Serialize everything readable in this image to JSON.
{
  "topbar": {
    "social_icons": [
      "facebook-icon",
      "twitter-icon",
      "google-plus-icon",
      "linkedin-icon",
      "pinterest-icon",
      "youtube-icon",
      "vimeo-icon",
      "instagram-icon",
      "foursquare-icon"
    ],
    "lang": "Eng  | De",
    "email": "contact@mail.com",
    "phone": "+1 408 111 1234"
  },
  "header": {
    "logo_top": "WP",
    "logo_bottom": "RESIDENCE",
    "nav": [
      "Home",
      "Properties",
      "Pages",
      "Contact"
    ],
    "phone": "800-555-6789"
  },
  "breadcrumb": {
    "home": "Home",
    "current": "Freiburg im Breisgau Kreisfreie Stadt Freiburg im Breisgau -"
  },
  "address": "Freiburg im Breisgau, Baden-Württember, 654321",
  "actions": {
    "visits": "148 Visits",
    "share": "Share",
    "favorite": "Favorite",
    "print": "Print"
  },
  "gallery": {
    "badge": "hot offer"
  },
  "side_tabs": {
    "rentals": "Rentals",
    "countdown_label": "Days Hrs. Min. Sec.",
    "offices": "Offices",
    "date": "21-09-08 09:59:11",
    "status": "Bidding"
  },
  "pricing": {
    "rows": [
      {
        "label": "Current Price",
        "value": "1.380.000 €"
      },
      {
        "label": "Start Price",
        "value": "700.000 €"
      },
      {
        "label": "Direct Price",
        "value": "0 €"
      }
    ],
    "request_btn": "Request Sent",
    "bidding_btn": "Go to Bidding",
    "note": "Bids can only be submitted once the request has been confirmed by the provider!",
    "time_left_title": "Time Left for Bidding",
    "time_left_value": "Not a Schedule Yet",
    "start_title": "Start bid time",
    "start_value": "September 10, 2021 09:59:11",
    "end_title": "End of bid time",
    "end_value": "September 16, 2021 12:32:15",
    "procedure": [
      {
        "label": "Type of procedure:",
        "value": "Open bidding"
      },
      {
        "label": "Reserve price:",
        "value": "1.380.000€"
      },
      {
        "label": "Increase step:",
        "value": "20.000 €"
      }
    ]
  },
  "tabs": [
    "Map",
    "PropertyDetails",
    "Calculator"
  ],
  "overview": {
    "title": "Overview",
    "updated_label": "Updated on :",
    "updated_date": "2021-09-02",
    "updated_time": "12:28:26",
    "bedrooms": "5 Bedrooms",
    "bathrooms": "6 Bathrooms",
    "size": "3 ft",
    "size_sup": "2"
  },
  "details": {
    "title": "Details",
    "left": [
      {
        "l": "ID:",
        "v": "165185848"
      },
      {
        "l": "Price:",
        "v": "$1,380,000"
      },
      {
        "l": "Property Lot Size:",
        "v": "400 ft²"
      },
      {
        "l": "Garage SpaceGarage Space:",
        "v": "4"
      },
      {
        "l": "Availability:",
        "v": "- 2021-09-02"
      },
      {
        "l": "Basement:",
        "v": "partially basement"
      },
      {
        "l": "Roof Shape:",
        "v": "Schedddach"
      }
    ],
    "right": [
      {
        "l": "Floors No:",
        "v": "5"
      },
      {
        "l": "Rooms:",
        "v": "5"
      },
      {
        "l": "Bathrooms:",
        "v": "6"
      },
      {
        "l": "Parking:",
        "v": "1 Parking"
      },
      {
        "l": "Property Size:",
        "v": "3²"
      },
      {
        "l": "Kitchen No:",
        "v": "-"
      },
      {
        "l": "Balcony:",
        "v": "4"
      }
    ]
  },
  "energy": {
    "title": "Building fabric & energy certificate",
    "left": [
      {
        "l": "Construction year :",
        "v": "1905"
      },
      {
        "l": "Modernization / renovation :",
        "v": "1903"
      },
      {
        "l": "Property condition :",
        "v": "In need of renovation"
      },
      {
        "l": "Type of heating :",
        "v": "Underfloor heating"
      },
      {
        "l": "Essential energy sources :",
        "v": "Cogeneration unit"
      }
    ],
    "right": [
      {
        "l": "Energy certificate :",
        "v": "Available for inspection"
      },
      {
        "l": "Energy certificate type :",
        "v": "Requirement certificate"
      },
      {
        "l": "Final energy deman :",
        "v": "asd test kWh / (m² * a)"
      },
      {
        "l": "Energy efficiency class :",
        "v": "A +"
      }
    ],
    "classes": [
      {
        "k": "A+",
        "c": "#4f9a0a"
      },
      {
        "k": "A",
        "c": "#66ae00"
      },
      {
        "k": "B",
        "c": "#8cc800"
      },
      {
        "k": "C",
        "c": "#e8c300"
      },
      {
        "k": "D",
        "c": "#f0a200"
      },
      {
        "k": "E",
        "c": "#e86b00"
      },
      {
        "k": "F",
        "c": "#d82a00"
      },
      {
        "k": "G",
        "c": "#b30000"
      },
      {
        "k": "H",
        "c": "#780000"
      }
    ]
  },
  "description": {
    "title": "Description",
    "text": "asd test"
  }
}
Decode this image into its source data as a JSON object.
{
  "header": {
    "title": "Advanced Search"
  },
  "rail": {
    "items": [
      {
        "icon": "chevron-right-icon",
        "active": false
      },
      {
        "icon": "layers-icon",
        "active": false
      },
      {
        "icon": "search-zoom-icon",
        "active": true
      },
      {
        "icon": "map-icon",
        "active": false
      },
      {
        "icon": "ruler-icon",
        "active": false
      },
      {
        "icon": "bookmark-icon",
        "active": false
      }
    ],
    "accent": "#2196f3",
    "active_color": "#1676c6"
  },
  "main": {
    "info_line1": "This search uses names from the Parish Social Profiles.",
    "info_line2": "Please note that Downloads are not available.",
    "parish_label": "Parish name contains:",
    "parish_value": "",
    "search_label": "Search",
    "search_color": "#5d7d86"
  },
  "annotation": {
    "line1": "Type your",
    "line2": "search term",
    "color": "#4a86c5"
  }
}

=-=-=-=-=

| BRIEF |
Reproduce the material verbatim, line by line.

| ANSWER BELOW |
Serialize everything readable in this image to JSON.
{
  "topbar": {
    "social_icons": [
      "facebook-icon",
      "twitter-icon",
      "google-plus-icon",
      "linkedin-icon",
      "pinterest-icon",
      "youtube-icon",
      "vimeo-icon",
      "instagram-icon",
      "foursquare-icon"
    ],
    "lang": "Eng  | De",
    "email": "contact@mail.com",
    "phone": "+1 408 111 1234"
  },
  "header": {
    "logo_top": "WP",
    "logo_bottom": "RESIDENCE",
    "nav": [
      "Home",
      "Properties",
      "Pages",
      "Contact"
    ],
    "phone": "800-555-6789"
  },
  "breadcrumb": {
    "home": "Home",
    "current": "Freiburg im Breisgau Kreisfreie Stadt Freiburg im Breisgau -"
  },
  "address": "Freiburg im Breisgau, Baden-Württember, 654321",
  "actions": {
    "visits": "148 Visits",
    "share": "Share",
    "favorite": "Favorite",
    "print": "Print"
  },
  "gallery": {
    "badge": "hot offer"
  },
  "side_tabs": {
    "rentals": "Rentals",
    "countdown_label": "Days Hrs. Min. Sec.",
    "offices": "Offices",
    "date": "21-09-08 09:59:11",
    "status": "Bidding"
  },
  "pricing": {
    "rows": [
      {
        "label": "Current Price",
        "value": "1.380.000 €"
      },
      {
        "label": "Start Price",
        "value": "700.000 €"
      },
      {
        "label": "Direct Price",
        "value": "0 €"
      }
    ],
    "request_btn": "Request Sent",
    "bidding_btn": "Go to Bidding",
    "note": "Bids can only be submitted once the request has been confirmed by the provider!",
    "time_left_title": "Time Left for Bidding",
    "time_left_value": "Not a Schedule Yet",
    "start_title": "Start bid time",
    "start_value": "September 10, 2021 09:59:11",
    "end_title": "End of bid time",
    "end_value": "September 16, 2021 12:32:15",
    "procedure": [
      {
        "label": "Type of procedure:",
        "value": "Open bidding"
      },
      {
        "label": "Reserve price:",
        "value": "1.380.000€"
      },
      {
        "label": "Increase step:",
        "value": "20.000 €"
      }
    ]
  },
  "tabs": [
    "Map",
    "PropertyDetails",
    "Calculator"
  ],
  "overview": {
    "title": "Overview",
    "updated_label": "Updated on :",
    "updated_date": "2021-09-02",
    "updated_time": "12:28:26",
    "bedrooms": "5 Bedrooms",
    "bathrooms": "6 Bathrooms",
    "size": "3 ft",
    "size_sup": "2"
  },
  "details": {
    "title": "Details",
    "left": [
      {
        "l": "ID:",
        "v": "165185848"
      },
      {
        "l": "Price:",
        "v": "$1,380,000"
      },
      {
        "l": "Property Lot Size:",
        "v": "400 ft²"
      },
      {
        "l": "Garage SpaceGarage Space:",
        "v": "4"
      },
      {
        "l": "Availability:",
        "v": "- 2021-09-02"
      },
      {
        "l": "Basement:",
        "v": "partially basement"
      },
      {
        "l": "Roof Shape:",
        "v": "Schedddach"
      }
    ],
    "right": [
      {
        "l": "Floors No:",
        "v": "5"
      },
      {
        "l": "Rooms:",
        "v": "5"
      },
      {
        "l": "Bathrooms:",
        "v": "6"
      },
      {
        "l": "Parking:",
        "v": "1 Parking"
      },
      {
        "l": "Property Size:",
        "v": "3²"
      },
      {
        "l": "Kitchen No:",
        "v": "-"
      },
      {
        "l": "Balcony:",
        "v": "4"
      }
    ]
  },
  "energy": {
    "title": "Building fabric & energy certificate",
    "left": [
      {
        "l": "Construction year :",
        "v": "1905"
      },
      {
        "l": "Modernization / renovation :",
        "v": "1903"
      },
      {
        "l": "Property condition :",
        "v": "In need of renovation"
      },
      {
        "l": "Type of heating :",
        "v": "Underfloor heating"
      },
      {
        "l": "Essential energy sources :",
        "v": "Cogeneration unit"
      }
    ],
    "right": [
      {
        "l": "Energy certificate :",
        "v": "Available for inspection"
      },
      {
        "l": "Energy certificate type :",
        "v": "Requirement certificate"
      },
      {
        "l": "Final energy deman :",
        "v": "asd test kWh / (m² * a)"
      },
      {
        "l": "Energy efficiency class :",
        "v": "A +"
      }
    ],
    "classes": [
      {
        "k": "A+",
        "c": "#4f9a0a"
      },
      {
        "k": "A",
        "c": "#66ae00"
      },
      {
        "k": "B",
        "c": "#8cc800"
      },
      {
        "k": "C",
        "c": "#e8c300"
      },
      {
        "k": "D",
        "c": "#f0a200"
      },
      {
        "k": "E",
        "c": "#e86b00"
      },
      {
        "k": "F",
        "c": "#d82a00"
      },
      {
        "k": "G",
        "c": "#b30000"
      },
      {
        "k": "H",
        "c": "#780000"
      }
    ]
  },
  "description": {
    "title": "Description",
    "text": "asd test"
  }
}
Decode this image into its source data as a JSON object.
{
  "header": {
    "title": "Advanced Search"
  },
  "rail": {
    "items": [
      {
        "icon": "chevron-right-icon",
        "active": false
      },
      {
        "icon": "layers-icon",
        "active": false
      },
      {
        "icon": "search-zoom-icon",
        "active": true
      },
      {
        "icon": "map-icon",
        "active": false
      },
      {
        "icon": "ruler-icon",
        "active": false
      },
      {
        "icon": "bookmark-icon",
        "active": false
      }
    ],
    "accent": "#2196f3",
    "active_color": "#1676c6"
  },
  "main": {
    "info_line1": "This search uses names from the Parish Social Profiles.",
    "info_line2": "Please note that Downloads are not available.",
    "parish_label": "Parish name contains:",
    "parish_value": "",
    "search_label": "Search",
    "search_color": "#5d7d86"
  },
  "annotation": {
    "line1": "Type your",
    "line2": "search term",
    "color": "#4a86c5"
  }
}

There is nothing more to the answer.